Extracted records
□ □ □ □ □

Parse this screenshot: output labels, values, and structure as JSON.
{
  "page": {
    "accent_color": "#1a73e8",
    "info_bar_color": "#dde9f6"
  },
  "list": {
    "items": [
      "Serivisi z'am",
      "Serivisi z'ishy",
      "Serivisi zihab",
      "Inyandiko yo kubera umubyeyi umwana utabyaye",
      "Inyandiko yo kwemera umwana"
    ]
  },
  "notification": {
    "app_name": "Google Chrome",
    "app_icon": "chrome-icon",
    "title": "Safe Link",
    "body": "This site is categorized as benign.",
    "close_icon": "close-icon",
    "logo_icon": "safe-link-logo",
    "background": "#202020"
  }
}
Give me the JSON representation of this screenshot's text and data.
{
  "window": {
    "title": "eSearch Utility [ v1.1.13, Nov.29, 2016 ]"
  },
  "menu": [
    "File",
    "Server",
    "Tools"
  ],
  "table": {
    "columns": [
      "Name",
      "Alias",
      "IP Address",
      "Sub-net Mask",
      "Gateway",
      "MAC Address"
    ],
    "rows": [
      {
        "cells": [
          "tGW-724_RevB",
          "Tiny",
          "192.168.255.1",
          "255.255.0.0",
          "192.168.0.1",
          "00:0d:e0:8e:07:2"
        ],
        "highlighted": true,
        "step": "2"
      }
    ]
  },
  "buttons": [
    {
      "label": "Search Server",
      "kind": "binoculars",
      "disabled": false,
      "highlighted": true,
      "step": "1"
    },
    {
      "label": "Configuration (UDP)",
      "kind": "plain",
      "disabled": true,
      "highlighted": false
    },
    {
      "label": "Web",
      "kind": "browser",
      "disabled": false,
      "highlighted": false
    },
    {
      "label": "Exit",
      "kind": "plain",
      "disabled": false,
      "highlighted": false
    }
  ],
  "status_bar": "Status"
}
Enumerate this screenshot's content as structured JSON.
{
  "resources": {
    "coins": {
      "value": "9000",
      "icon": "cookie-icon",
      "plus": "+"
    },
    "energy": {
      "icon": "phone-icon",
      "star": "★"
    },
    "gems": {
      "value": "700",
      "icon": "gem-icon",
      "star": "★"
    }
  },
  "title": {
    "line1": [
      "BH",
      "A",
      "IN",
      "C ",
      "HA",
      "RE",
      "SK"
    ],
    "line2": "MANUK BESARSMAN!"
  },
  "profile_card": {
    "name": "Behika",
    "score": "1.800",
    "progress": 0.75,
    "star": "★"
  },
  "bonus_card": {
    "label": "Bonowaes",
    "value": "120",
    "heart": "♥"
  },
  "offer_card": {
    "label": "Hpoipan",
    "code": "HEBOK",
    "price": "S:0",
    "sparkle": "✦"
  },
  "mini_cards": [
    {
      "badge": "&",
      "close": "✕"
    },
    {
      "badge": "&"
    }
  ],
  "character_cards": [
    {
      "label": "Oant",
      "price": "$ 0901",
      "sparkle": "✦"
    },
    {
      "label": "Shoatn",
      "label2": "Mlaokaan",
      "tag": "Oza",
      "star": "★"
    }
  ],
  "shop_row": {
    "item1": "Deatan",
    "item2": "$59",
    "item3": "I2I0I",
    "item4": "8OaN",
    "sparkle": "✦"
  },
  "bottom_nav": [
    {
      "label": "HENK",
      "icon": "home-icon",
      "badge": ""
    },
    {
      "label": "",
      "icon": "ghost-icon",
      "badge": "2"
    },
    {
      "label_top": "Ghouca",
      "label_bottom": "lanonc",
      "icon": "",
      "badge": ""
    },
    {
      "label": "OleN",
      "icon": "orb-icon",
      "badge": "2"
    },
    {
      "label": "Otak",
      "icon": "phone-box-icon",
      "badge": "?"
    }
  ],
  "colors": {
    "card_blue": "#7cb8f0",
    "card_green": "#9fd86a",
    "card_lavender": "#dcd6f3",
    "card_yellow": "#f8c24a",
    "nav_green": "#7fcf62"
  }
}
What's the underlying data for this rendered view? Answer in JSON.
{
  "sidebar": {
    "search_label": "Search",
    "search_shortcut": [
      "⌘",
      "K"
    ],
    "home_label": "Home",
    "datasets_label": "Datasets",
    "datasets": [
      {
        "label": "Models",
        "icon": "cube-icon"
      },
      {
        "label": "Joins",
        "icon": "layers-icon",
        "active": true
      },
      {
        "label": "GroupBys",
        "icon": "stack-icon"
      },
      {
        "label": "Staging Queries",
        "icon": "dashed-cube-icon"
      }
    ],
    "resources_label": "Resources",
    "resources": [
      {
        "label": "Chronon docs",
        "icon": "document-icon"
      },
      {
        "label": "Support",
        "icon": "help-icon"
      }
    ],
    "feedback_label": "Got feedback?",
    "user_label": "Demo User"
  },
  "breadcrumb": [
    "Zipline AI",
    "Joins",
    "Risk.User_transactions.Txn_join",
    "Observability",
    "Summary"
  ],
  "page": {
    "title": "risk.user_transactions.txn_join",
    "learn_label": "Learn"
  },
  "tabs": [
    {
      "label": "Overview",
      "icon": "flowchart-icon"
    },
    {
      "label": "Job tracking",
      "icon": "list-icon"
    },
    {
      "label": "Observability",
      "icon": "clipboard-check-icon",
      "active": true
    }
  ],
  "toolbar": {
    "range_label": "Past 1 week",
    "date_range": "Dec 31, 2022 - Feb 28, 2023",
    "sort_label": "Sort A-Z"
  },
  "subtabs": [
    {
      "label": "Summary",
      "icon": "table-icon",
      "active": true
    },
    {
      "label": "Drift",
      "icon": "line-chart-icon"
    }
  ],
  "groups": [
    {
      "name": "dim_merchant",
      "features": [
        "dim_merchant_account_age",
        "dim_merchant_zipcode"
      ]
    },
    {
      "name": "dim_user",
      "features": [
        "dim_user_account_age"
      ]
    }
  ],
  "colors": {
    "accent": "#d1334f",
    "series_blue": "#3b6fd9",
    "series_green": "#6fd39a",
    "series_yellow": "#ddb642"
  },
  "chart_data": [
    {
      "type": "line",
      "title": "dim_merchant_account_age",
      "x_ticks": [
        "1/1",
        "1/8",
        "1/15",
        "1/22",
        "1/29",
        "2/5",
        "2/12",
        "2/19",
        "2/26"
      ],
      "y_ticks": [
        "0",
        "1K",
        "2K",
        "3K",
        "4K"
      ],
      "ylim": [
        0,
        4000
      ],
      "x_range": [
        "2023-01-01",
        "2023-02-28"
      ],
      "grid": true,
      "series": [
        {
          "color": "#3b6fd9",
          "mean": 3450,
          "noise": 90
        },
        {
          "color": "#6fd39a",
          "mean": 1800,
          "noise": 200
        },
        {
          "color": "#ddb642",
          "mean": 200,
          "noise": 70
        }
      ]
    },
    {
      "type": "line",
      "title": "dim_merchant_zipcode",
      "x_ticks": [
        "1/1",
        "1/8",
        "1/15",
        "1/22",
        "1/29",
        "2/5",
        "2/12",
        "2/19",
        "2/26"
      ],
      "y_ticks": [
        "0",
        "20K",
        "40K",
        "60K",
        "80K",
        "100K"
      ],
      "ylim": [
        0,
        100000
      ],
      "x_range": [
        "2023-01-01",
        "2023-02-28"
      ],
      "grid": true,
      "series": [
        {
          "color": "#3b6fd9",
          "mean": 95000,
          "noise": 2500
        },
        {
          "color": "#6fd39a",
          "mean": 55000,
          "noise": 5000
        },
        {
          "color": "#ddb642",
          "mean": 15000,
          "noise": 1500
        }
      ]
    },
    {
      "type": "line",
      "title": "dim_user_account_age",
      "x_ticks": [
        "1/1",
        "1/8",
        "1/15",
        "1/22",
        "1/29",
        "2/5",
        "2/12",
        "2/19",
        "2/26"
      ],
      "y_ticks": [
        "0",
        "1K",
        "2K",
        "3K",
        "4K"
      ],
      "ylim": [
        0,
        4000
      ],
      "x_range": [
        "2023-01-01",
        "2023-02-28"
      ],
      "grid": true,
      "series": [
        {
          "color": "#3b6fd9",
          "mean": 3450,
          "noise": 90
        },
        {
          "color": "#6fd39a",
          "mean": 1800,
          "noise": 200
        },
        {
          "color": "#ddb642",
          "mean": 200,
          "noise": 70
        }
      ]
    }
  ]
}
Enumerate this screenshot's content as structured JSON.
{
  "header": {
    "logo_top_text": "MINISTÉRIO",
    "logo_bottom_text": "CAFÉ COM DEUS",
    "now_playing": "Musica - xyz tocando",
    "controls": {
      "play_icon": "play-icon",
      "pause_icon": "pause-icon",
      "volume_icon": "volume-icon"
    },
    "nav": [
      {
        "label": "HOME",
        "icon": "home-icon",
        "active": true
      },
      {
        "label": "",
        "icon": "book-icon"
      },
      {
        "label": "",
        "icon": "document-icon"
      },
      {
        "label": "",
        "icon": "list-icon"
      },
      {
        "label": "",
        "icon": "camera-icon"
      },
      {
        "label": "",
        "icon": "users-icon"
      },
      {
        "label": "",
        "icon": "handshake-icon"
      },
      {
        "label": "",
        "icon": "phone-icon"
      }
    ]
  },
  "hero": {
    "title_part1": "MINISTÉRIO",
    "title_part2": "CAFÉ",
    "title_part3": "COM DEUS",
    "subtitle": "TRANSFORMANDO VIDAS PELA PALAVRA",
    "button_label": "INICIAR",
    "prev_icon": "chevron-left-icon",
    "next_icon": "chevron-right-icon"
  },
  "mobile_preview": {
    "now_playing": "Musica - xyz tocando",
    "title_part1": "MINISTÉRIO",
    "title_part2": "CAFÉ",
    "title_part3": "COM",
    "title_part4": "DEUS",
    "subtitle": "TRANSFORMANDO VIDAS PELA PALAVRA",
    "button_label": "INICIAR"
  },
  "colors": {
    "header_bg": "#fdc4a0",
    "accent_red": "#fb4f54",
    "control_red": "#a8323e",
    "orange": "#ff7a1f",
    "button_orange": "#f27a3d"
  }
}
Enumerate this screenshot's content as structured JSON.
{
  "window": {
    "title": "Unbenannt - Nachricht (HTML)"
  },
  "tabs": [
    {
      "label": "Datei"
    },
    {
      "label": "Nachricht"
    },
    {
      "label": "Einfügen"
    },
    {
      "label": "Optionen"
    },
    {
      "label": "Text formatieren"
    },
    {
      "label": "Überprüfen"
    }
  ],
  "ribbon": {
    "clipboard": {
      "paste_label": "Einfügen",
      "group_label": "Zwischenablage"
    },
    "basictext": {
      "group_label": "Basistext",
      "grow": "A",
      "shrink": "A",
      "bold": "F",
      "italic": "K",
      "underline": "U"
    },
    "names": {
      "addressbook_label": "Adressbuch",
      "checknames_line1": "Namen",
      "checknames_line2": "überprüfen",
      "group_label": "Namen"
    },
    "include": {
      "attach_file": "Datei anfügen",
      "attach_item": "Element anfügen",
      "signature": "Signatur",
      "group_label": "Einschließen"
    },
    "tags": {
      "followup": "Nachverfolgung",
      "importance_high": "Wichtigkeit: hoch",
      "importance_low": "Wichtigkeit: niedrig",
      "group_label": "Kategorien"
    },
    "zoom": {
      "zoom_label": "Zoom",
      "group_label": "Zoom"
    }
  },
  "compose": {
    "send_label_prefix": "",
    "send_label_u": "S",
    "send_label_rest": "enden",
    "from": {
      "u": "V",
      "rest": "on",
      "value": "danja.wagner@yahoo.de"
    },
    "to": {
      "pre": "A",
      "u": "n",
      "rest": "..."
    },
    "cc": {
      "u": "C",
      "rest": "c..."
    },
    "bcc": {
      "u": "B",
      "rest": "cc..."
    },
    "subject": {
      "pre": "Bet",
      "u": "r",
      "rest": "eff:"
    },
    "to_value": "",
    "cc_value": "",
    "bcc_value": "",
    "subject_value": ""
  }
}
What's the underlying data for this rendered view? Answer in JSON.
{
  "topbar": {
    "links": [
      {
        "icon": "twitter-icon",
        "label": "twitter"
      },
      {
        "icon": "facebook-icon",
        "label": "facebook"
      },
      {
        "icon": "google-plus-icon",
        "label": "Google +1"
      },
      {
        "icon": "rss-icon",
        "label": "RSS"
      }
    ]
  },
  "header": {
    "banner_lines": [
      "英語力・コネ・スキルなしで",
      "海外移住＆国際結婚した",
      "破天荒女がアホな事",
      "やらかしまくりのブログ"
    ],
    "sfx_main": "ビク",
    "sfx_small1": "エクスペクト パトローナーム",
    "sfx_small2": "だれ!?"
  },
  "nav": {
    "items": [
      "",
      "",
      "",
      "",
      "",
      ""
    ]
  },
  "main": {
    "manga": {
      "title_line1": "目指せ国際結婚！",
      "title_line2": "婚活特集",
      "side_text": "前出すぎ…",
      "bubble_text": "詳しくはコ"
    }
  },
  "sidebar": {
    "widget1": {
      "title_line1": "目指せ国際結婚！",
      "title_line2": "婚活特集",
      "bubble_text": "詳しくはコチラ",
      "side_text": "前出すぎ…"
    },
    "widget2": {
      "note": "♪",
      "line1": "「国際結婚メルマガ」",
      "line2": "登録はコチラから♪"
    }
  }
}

□ □ □ □ □

» **Task instructions**
Return every line holding the word "Datei" from the records.

» **Answer in full**
      "label": "Datei"
      "attach_file": "Datei anfügen",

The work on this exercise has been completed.